===== Given records

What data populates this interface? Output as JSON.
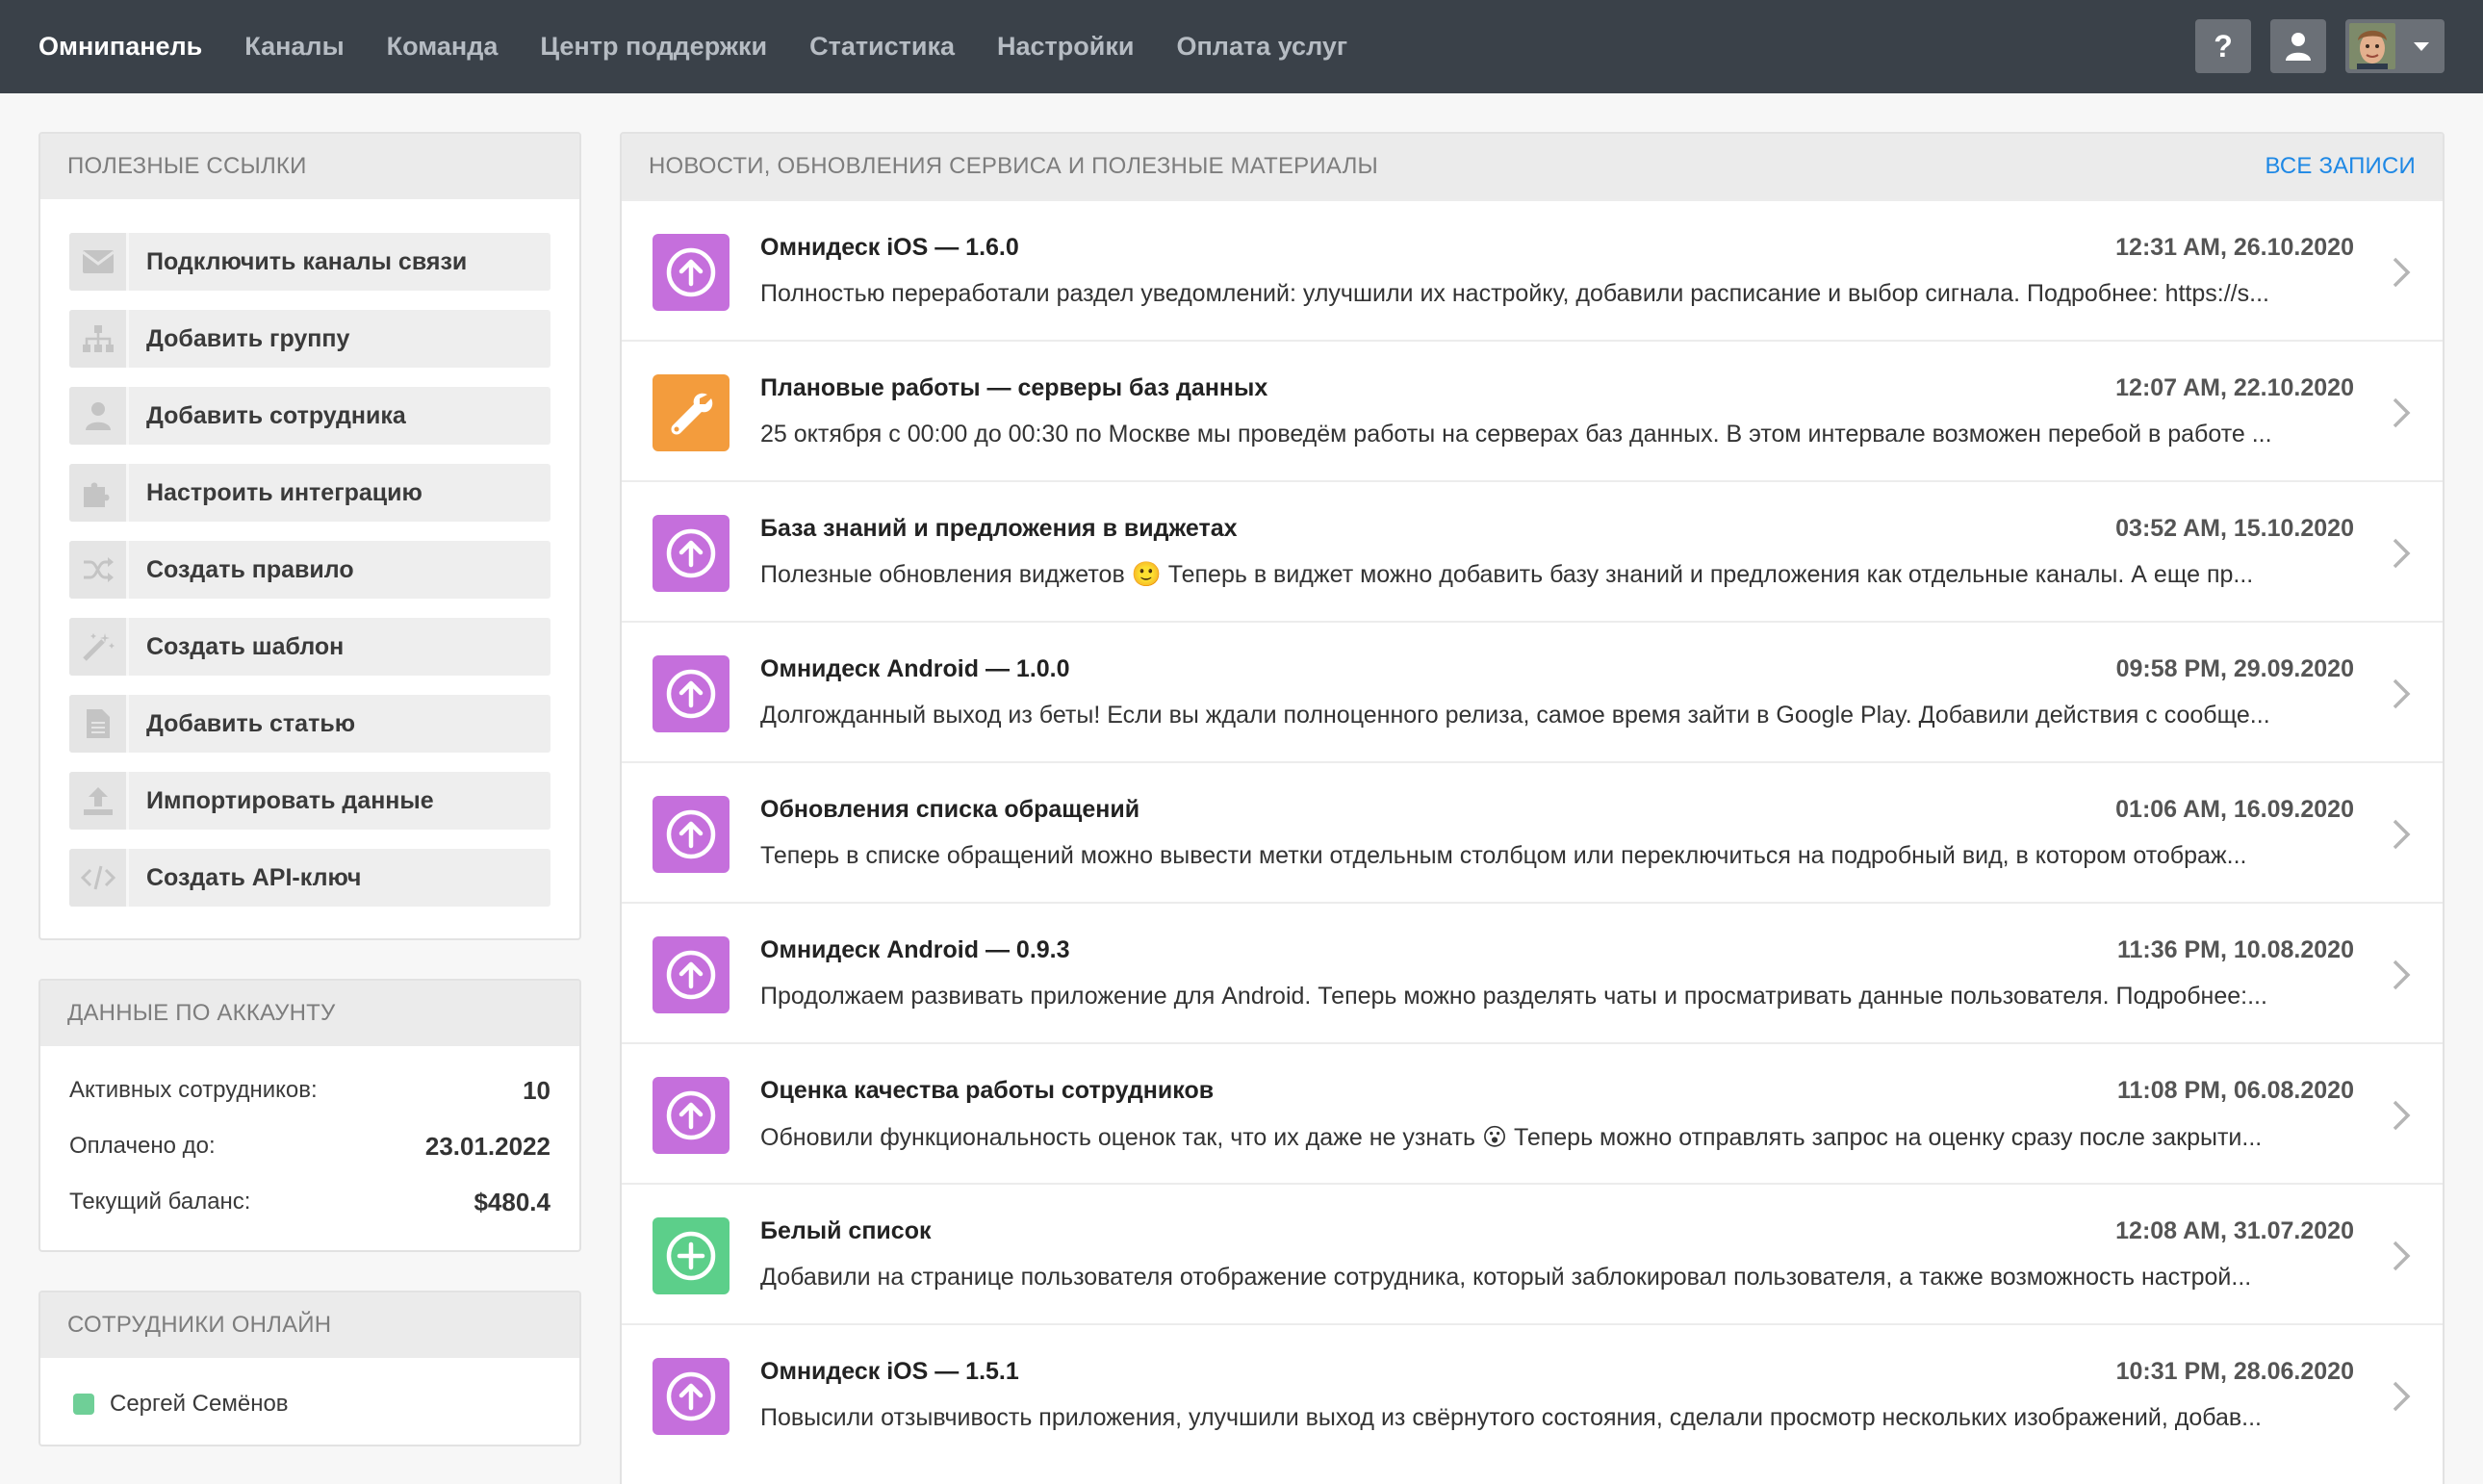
{
  "colors": {
    "topbar": "#3a4149",
    "update_icon": "#c56fdc",
    "maintenance_icon": "#f39c3d",
    "feature_icon": "#5ccf8a",
    "link": "#1e88e5",
    "online": "#6fcf97"
  },
  "nav": {
    "items": [
      {
        "label": "Омнипанель",
        "active": true
      },
      {
        "label": "Каналы",
        "active": false
      },
      {
        "label": "Команда",
        "active": false
      },
      {
        "label": "Центр поддержки",
        "active": false
      },
      {
        "label": "Статистика",
        "active": false
      },
      {
        "label": "Настройки",
        "active": false
      },
      {
        "label": "Оплата услуг",
        "active": false
      }
    ],
    "help_label": "?",
    "icons": [
      "question-icon",
      "user-icon",
      "avatar",
      "caret-down-icon"
    ]
  },
  "links": {
    "title": "ПОЛЕЗНЫЕ ССЫЛКИ",
    "items": [
      {
        "label": "Подключить каналы связи",
        "icon": "envelope-icon"
      },
      {
        "label": "Добавить группу",
        "icon": "sitemap-icon"
      },
      {
        "label": "Добавить сотрудника",
        "icon": "user-icon"
      },
      {
        "label": "Настроить интеграцию",
        "icon": "puzzle-icon"
      },
      {
        "label": "Создать правило",
        "icon": "shuffle-icon"
      },
      {
        "label": "Создать шаблон",
        "icon": "magic-wand-icon"
      },
      {
        "label": "Добавить статью",
        "icon": "document-icon"
      },
      {
        "label": "Импортировать данные",
        "icon": "upload-icon"
      },
      {
        "label": "Создать API-ключ",
        "icon": "code-icon"
      }
    ]
  },
  "account": {
    "title": "ДАННЫЕ ПО АККАУНТУ",
    "rows": [
      {
        "label": "Активных сотрудников:",
        "value": "10"
      },
      {
        "label": "Оплачено до:",
        "value": "23.01.2022"
      },
      {
        "label": "Текущий баланс:",
        "value": "$480.4"
      }
    ]
  },
  "online": {
    "title": "СОТРУДНИКИ ОНЛАЙН",
    "users": [
      {
        "name": "Сергей Семёнов"
      }
    ]
  },
  "news": {
    "title": "НОВОСТИ, ОБНОВЛЕНИЯ СЕРВИСА И ПОЛЕЗНЫЕ МАТЕРИАЛЫ",
    "all_label": "ВСЕ ЗАПИСИ",
    "items": [
      {
        "icon": "arrow-up-circle-icon",
        "kind": "update",
        "title": "Омнидеск iOS — 1.6.0",
        "date": "12:31 AM, 26.10.2020",
        "text": "Полностью переработали раздел уведомлений: улучшили их настройку, добавили расписание и выбор сигнала. Подробнее: https://s..."
      },
      {
        "icon": "wrench-icon",
        "kind": "maintenance",
        "title": "Плановые работы — серверы баз данных",
        "date": "12:07 AM, 22.10.2020",
        "text": "25 октября с 00:00 до 00:30 по Москве мы проведём работы на серверах баз данных. В этом интервале возможен перебой в работе ..."
      },
      {
        "icon": "arrow-up-circle-icon",
        "kind": "update",
        "title": "База знаний и предложения в виджетах",
        "date": "03:52 AM, 15.10.2020",
        "text": "Полезные обновления виджетов 🙂 Теперь в виджет можно добавить базу знаний и предложения как отдельные каналы. А еще пр..."
      },
      {
        "icon": "arrow-up-circle-icon",
        "kind": "update",
        "title": "Омнидеск Android — 1.0.0",
        "date": "09:58 PM, 29.09.2020",
        "text": "Долгожданный выход из беты! Если вы ждали полноценного релиза, самое время зайти в Google Play. Добавили действия с сообще..."
      },
      {
        "icon": "arrow-up-circle-icon",
        "kind": "update",
        "title": "Обновления списка обращений",
        "date": "01:06 AM, 16.09.2020",
        "text": "Теперь в списке обращений можно вывести метки отдельным столбцом или переключиться на подробный вид, в котором отображ..."
      },
      {
        "icon": "arrow-up-circle-icon",
        "kind": "update",
        "title": "Омнидеск Android — 0.9.3",
        "date": "11:36 PM, 10.08.2020",
        "text": "Продолжаем развивать приложение для Android. Теперь можно разделять чаты и просматривать данные пользователя. Подробнее:..."
      },
      {
        "icon": "arrow-up-circle-icon",
        "kind": "update",
        "title": "Оценка качества работы сотрудников",
        "date": "11:08 PM, 06.08.2020",
        "text": "Обновили функциональность оценок так, что их даже не узнать 😮 Теперь можно отправлять запрос на оценку сразу после закрыти..."
      },
      {
        "icon": "plus-circle-icon",
        "kind": "feature",
        "title": "Белый список",
        "date": "12:08 AM, 31.07.2020",
        "text": "Добавили на странице пользователя отображение сотрудника, который заблокировал пользователя, а также возможность настрой..."
      },
      {
        "icon": "arrow-up-circle-icon",
        "kind": "update",
        "title": "Омнидеск iOS — 1.5.1",
        "date": "10:31 PM, 28.06.2020",
        "text": "Повысили отзывчивость приложения, улучшили выход из свёрнутого состояния, сделали просмотр нескольких изображений, добав..."
      }
    ]
  }
}
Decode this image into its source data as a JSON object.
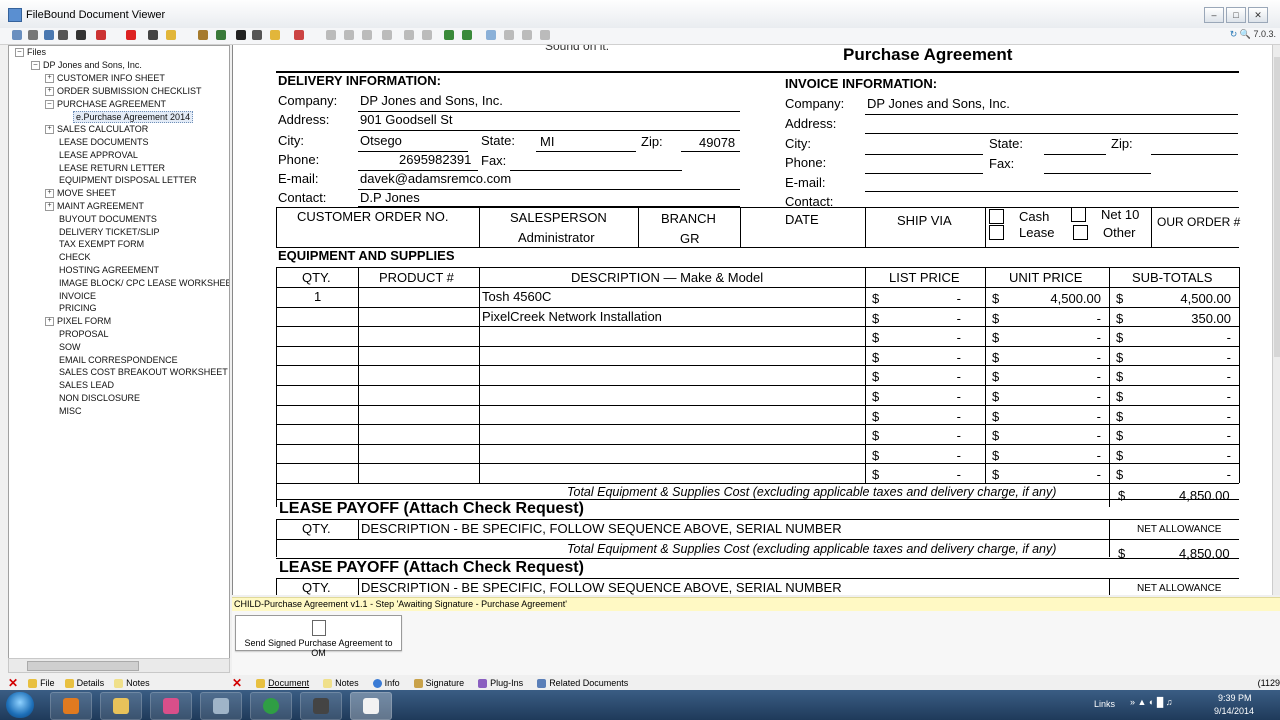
{
  "window": {
    "title": "FileBound Document Viewer",
    "version": "7.0.3."
  },
  "tree": {
    "root": "Files",
    "client": "DP Jones and Sons, Inc.",
    "items": [
      {
        "label": "CUSTOMER INFO SHEET",
        "exp": true
      },
      {
        "label": "ORDER SUBMISSION CHECKLIST",
        "exp": true
      },
      {
        "label": "PURCHASE AGREEMENT",
        "exp": true,
        "open": true
      },
      {
        "label": "e.Purchase Agreement 2014",
        "child": true,
        "selected": true
      },
      {
        "label": "SALES CALCULATOR",
        "exp": true
      },
      {
        "label": "LEASE DOCUMENTS"
      },
      {
        "label": "LEASE APPROVAL"
      },
      {
        "label": "LEASE RETURN LETTER"
      },
      {
        "label": "EQUIPMENT DISPOSAL LETTER"
      },
      {
        "label": "MOVE SHEET",
        "exp": true
      },
      {
        "label": "MAINT AGREEMENT",
        "exp": true
      },
      {
        "label": "BUYOUT DOCUMENTS"
      },
      {
        "label": "DELIVERY TICKET/SLIP"
      },
      {
        "label": "TAX EXEMPT FORM"
      },
      {
        "label": "CHECK"
      },
      {
        "label": "HOSTING AGREEMENT"
      },
      {
        "label": "IMAGE BLOCK/ CPC LEASE WORKSHEET"
      },
      {
        "label": "INVOICE"
      },
      {
        "label": "PRICING"
      },
      {
        "label": "PIXEL FORM",
        "exp": true
      },
      {
        "label": "PROPOSAL"
      },
      {
        "label": "SOW"
      },
      {
        "label": "EMAIL CORRESPONDENCE"
      },
      {
        "label": "SALES COST BREAKOUT WORKSHEET"
      },
      {
        "label": "SALES LEAD"
      },
      {
        "label": "NON DISCLOSURE"
      },
      {
        "label": "MISC"
      }
    ]
  },
  "doc": {
    "top_fragment": "Sound on it.",
    "title": "Purchase Agreement",
    "delivery": {
      "heading": "DELIVERY INFORMATION:",
      "company_label": "Company:",
      "company": "DP Jones and Sons, Inc.",
      "address_label": "Address:",
      "address": "901 Goodsell St",
      "city_label": "City:",
      "city": "Otsego",
      "state_label": "State:",
      "state": "MI",
      "zip_label": "Zip:",
      "zip": "49078",
      "phone_label": "Phone:",
      "phone": "2695982391",
      "fax_label": "Fax:",
      "email_label": "E-mail:",
      "email": "davek@adamsremco.com",
      "contact_label": "Contact:",
      "contact": "D.P Jones"
    },
    "invoice": {
      "heading": "INVOICE INFORMATION:",
      "company_label": "Company:",
      "company": "DP Jones and Sons, Inc.",
      "address_label": "Address:",
      "city_label": "City:",
      "state_label": "State:",
      "zip_label": "Zip:",
      "phone_label": "Phone:",
      "fax_label": "Fax:",
      "email_label": "E-mail:",
      "contact_label": "Contact:"
    },
    "order_row": {
      "customer_order": "CUSTOMER ORDER NO.",
      "salesperson": "SALESPERSON",
      "salesperson_value": "Administrator",
      "branch": "BRANCH",
      "branch_value": "GR",
      "date": "DATE",
      "ship_via": "SHIP VIA",
      "cash": "Cash",
      "net10": "Net 10",
      "lease": "Lease",
      "other": "Other",
      "our_order": "OUR ORDER #"
    },
    "equipment": {
      "heading": "EQUIPMENT AND SUPPLIES",
      "qty": "QTY.",
      "product": "PRODUCT #",
      "description": "DESCRIPTION — Make & Model",
      "list_price": "LIST PRICE",
      "unit_price": "UNIT PRICE",
      "subtotals": "SUB-TOTALS",
      "rows": [
        {
          "qty": "1",
          "desc": "Tosh 4560C",
          "list": "-",
          "unit": "4,500.00",
          "sub": "4,500.00"
        },
        {
          "qty": "",
          "desc": "PixelCreek Network Installation",
          "list": "-",
          "unit": "-",
          "sub": "350.00"
        },
        {
          "qty": "",
          "desc": "",
          "list": "-",
          "unit": "-",
          "sub": "-"
        },
        {
          "qty": "",
          "desc": "",
          "list": "-",
          "unit": "-",
          "sub": "-"
        },
        {
          "qty": "",
          "desc": "",
          "list": "-",
          "unit": "-",
          "sub": "-"
        },
        {
          "qty": "",
          "desc": "",
          "list": "-",
          "unit": "-",
          "sub": "-"
        },
        {
          "qty": "",
          "desc": "",
          "list": "-",
          "unit": "-",
          "sub": "-"
        },
        {
          "qty": "",
          "desc": "",
          "list": "-",
          "unit": "-",
          "sub": "-"
        },
        {
          "qty": "",
          "desc": "",
          "list": "-",
          "unit": "-",
          "sub": "-"
        },
        {
          "qty": "",
          "desc": "",
          "list": "-",
          "unit": "-",
          "sub": "-"
        }
      ],
      "currency": "$",
      "total_label": "Total Equipment & Supplies Cost (excluding applicable taxes and delivery charge, if any)",
      "total": "4,850.00"
    },
    "lease_payoff": {
      "heading": "LEASE PAYOFF (Attach Check Request)",
      "qty": "QTY.",
      "description": "DESCRIPTION - BE SPECIFIC, FOLLOW SEQUENCE ABOVE, SERIAL NUMBER",
      "net_allowance": "NET ALLOWANCE",
      "total_label": "Total Equipment & Supplies Cost (excluding applicable taxes and delivery charge, if any)",
      "total": "4,850.00"
    }
  },
  "workflow": {
    "status": "CHILD-Purchase Agreement v1.1 - Step 'Awaiting Signature - Purchase Agreement'",
    "button": "Send Signed Purchase Agreement to OM"
  },
  "left_tabs": {
    "file": "File",
    "details": "Details",
    "notes": "Notes"
  },
  "bottom_tabs": [
    "Document",
    "Notes",
    "Info",
    "Signature",
    "Plug-Ins",
    "Related Documents"
  ],
  "bottom_right": "(1129",
  "tray": {
    "links": "Links",
    "time": "9:39 PM",
    "date": "9/14/2014"
  }
}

==========

◆ Requirement
Find every line in the listing that holds the string "работы", then say how many there are as a bare number.

◆ Solution for this problem
3